> [Instructions for the task]
Render the lines of the records as a JSON list of strings, one string per line and no blank lines, starting at the line containing "topics-list — [79, 223, 568, 249]" and stopping after the line containing "page-title: 6.6: Causation".

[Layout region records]
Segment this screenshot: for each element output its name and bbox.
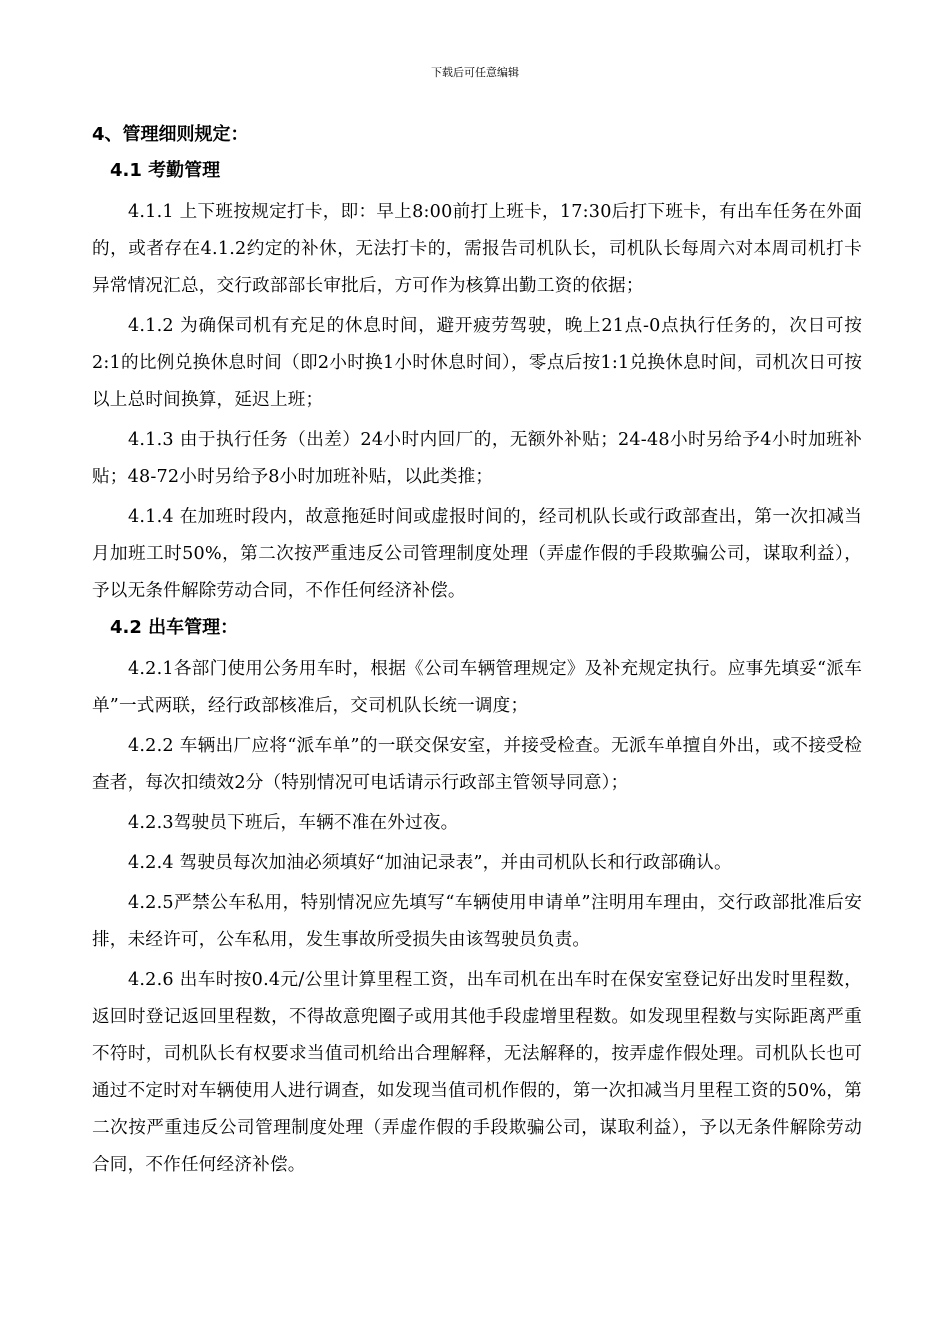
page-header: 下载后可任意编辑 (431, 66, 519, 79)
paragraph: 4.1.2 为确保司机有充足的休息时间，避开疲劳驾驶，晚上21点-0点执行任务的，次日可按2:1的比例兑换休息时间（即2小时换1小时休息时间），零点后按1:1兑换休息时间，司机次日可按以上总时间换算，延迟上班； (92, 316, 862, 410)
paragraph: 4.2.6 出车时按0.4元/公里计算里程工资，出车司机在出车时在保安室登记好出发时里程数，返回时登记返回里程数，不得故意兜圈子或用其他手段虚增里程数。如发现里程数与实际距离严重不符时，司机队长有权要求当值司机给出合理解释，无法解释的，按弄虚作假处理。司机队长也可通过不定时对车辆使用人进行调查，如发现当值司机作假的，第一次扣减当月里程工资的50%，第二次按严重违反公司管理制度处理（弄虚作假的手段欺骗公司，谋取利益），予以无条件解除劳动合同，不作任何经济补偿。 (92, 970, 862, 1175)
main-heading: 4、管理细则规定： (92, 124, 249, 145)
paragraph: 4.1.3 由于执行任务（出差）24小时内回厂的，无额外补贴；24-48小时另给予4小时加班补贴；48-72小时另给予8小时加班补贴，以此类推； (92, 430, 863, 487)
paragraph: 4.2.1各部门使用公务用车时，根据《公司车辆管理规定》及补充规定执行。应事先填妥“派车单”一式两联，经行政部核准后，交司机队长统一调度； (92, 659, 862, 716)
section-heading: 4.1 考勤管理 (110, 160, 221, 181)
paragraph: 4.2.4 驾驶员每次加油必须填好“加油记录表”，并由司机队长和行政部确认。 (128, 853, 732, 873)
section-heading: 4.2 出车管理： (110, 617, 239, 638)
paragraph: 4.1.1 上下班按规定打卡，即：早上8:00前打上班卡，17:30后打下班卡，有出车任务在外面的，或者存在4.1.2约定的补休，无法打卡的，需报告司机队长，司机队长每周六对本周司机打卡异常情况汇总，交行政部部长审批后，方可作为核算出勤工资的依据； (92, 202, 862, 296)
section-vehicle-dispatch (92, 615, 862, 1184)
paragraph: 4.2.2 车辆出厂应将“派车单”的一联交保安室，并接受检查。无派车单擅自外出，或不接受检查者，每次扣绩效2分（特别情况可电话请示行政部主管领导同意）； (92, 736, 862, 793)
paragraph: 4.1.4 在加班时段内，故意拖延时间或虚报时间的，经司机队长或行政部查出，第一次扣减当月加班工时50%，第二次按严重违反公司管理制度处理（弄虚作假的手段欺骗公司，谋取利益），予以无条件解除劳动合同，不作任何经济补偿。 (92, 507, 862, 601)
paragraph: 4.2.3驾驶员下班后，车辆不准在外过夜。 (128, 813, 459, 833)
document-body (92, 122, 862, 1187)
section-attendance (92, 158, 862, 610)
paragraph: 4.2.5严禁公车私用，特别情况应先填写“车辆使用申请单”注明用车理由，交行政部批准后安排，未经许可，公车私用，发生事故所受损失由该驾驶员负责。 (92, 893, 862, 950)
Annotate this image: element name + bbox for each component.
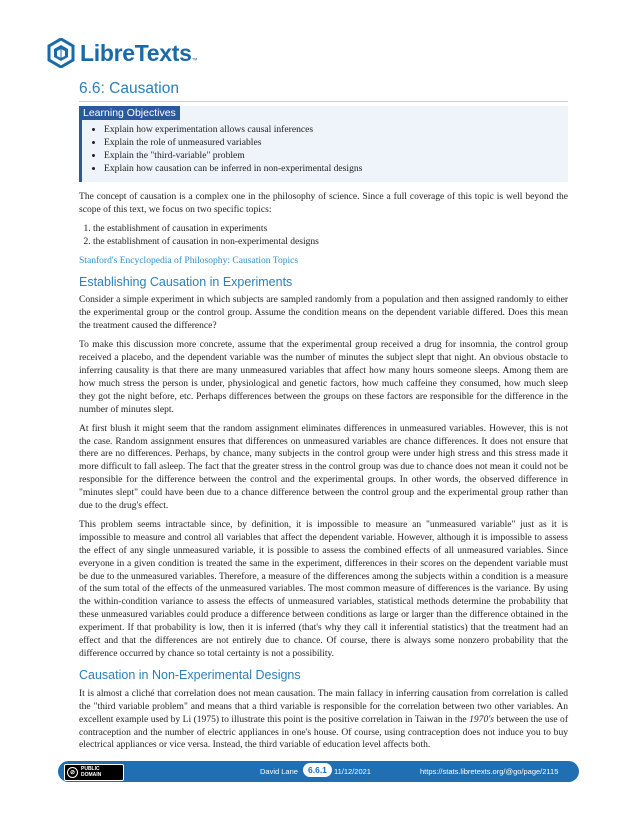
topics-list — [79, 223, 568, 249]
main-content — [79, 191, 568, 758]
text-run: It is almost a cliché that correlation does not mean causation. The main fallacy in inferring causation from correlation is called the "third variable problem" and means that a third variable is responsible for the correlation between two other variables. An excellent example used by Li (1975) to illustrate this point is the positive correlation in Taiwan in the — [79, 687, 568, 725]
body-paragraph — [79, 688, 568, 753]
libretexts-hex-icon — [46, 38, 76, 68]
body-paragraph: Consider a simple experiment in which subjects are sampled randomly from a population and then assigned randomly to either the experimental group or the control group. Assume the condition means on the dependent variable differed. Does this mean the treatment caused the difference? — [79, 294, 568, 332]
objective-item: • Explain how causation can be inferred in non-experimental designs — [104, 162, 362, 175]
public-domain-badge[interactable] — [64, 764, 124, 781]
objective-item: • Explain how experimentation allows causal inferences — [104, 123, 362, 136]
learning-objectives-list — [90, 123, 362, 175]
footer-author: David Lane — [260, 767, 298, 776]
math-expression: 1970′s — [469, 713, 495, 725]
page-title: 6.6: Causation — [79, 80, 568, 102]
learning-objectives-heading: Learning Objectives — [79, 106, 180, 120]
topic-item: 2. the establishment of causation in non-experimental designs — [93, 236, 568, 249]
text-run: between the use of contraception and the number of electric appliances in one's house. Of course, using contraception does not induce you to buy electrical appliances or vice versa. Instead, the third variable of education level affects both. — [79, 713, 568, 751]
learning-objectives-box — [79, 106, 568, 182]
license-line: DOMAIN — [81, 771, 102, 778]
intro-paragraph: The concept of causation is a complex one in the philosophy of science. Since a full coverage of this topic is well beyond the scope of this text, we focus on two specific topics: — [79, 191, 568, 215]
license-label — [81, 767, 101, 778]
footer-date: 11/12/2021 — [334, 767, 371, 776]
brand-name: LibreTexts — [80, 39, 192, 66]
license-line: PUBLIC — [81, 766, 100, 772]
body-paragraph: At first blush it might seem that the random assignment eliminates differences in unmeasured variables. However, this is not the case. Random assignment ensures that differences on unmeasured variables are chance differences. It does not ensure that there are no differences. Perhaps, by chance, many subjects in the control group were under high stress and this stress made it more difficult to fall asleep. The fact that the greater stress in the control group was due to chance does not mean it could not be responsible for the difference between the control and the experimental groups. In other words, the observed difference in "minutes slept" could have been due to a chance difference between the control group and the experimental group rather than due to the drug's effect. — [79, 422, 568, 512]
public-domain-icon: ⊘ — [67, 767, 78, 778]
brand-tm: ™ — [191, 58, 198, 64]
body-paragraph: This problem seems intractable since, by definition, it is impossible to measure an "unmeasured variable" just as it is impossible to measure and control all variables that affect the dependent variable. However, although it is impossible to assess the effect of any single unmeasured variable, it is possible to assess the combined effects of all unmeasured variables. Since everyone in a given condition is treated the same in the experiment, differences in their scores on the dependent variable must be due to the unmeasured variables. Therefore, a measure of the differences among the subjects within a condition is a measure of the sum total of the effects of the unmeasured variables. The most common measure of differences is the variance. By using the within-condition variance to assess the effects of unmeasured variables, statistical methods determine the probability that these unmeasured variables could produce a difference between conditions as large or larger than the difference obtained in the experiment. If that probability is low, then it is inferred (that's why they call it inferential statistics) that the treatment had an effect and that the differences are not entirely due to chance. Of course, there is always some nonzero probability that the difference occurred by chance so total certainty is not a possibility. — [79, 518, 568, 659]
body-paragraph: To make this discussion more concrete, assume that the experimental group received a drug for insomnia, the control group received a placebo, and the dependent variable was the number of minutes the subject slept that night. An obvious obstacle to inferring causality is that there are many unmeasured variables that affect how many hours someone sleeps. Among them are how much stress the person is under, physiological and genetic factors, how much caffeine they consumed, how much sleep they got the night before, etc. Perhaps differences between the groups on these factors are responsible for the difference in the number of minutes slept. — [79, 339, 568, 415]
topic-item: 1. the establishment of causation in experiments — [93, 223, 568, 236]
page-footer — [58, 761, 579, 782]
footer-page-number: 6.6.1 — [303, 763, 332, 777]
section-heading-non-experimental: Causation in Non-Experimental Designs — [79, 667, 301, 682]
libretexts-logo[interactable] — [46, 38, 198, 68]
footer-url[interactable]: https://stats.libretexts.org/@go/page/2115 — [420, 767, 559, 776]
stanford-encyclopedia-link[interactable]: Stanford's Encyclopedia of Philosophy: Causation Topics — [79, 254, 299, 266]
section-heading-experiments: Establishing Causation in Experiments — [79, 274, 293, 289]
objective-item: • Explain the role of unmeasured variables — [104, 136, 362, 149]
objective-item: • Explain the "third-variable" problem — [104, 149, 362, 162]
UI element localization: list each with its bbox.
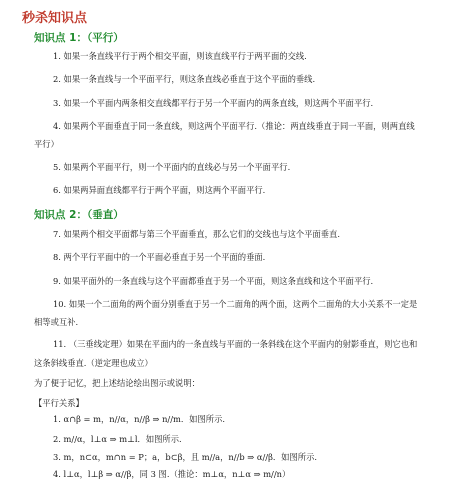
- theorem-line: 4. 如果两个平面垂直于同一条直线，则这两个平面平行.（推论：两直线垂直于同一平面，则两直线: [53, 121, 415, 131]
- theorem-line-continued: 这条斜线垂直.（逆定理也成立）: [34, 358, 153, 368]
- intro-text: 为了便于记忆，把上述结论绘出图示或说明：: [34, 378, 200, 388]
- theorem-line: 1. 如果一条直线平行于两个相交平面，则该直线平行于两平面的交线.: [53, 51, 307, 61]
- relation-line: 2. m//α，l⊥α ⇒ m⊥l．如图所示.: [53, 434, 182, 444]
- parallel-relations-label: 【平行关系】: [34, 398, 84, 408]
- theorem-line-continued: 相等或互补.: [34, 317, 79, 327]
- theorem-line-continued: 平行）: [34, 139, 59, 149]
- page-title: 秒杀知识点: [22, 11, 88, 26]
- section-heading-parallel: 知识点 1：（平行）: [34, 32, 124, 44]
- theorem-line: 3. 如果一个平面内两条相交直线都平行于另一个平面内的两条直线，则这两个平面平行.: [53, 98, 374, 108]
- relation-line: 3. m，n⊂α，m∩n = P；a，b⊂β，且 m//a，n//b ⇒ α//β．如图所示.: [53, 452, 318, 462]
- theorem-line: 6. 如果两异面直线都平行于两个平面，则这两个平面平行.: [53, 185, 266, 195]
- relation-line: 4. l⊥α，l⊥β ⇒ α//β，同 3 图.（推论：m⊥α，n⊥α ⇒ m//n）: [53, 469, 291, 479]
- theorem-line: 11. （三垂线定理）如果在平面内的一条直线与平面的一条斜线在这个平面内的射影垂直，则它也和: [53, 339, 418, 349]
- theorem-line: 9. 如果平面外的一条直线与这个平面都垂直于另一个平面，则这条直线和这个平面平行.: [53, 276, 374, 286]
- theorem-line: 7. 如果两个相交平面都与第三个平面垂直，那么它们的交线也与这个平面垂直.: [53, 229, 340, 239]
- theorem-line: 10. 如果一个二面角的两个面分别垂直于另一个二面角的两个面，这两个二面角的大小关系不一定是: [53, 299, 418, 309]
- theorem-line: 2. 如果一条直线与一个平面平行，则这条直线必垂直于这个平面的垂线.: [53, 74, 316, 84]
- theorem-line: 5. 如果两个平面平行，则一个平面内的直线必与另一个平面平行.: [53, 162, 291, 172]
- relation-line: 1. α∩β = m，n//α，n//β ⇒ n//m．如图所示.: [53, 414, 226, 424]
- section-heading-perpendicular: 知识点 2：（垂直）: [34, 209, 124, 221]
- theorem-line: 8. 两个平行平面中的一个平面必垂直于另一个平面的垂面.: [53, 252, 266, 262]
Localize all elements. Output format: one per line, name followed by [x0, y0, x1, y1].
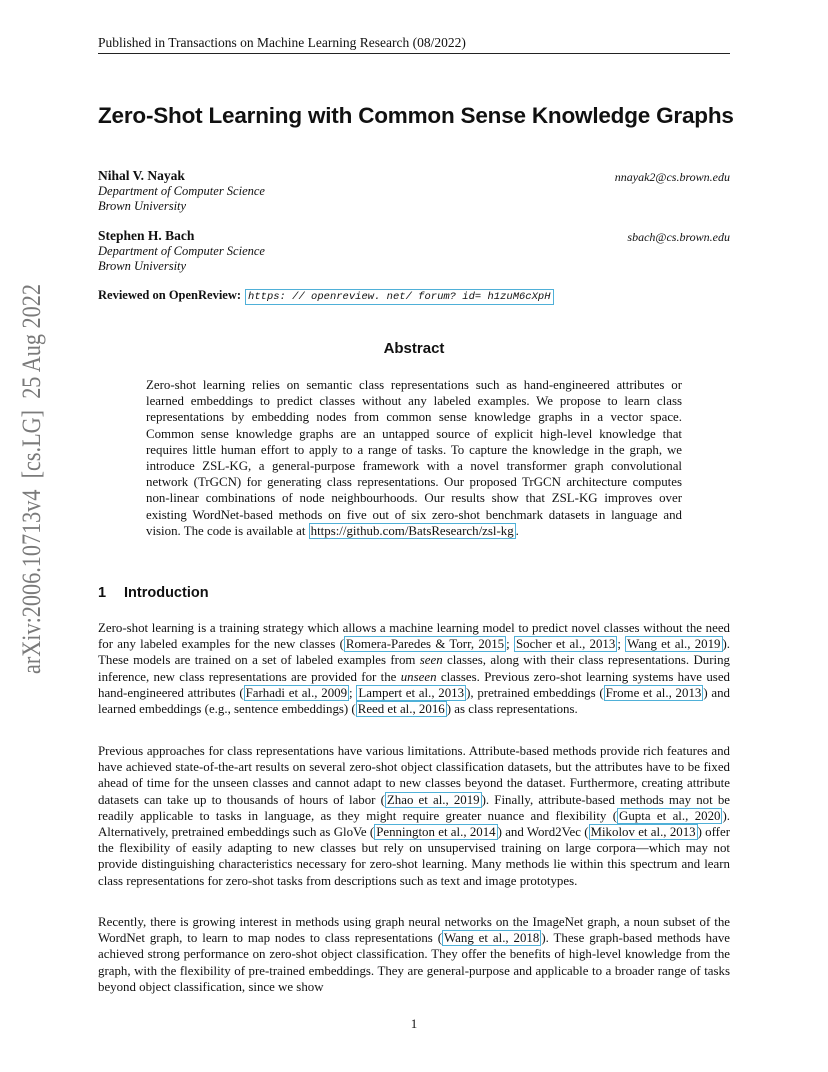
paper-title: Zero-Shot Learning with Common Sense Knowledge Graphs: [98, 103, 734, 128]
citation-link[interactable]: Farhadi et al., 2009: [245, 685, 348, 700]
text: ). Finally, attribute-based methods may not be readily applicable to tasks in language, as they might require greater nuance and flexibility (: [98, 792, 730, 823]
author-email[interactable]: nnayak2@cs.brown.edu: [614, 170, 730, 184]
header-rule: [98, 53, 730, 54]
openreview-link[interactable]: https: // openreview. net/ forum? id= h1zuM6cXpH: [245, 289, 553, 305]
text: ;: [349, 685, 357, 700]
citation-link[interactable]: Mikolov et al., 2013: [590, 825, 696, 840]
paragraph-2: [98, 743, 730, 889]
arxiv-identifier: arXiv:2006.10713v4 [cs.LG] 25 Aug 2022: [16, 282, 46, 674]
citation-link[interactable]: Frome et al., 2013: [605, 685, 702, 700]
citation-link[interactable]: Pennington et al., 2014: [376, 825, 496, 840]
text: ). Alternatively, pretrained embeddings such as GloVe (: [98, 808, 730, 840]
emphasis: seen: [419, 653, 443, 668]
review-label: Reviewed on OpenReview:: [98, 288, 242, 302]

> [Exercise response]
[
  "topics-list — [79, 223, 568, 249]",
  "main-content — [79, 191, 568, 758]",
  "text-run: It is almost a cliché that correlation does not mean causation. The main fallacy in inferring causation from correlation is called the \"third variable problem\" and means that a third variable is responsible for the correlation between two other variables. An excellent example used by Li (1975) to illustrate this point is the positive correlation in Taiwan in the — [79, 687, 568, 725]",
  "body-paragraph — [79, 688, 568, 753]",
  "libretexts-hex-icon — [46, 38, 76, 68]",
  "body-paragraph: Consider a simple experiment in which subjects are sampled randomly from a population and then assigned randomly to either the experimental group or the control group. Assume the condition means on the dependent variable differed. Does this mean the treatment caused the difference? — [79, 294, 568, 332]",
  "objective-item: • Explain how causation can be inferred in non-experimental designs — [104, 162, 362, 175]",
  "public-domain-badge[interactable] — [64, 764, 124, 781]",
  "objective-item: • Explain how experimentation allows causal inferences — [104, 123, 362, 136]",
  "learning-objectives-list — [90, 123, 362, 175]",
  "footer-author: David Lane — [260, 767, 298, 776]",
  "math-expression: 1970′s — [469, 713, 495, 725]",
  "page-title: 6.6: Causation — [79, 80, 568, 102]"
]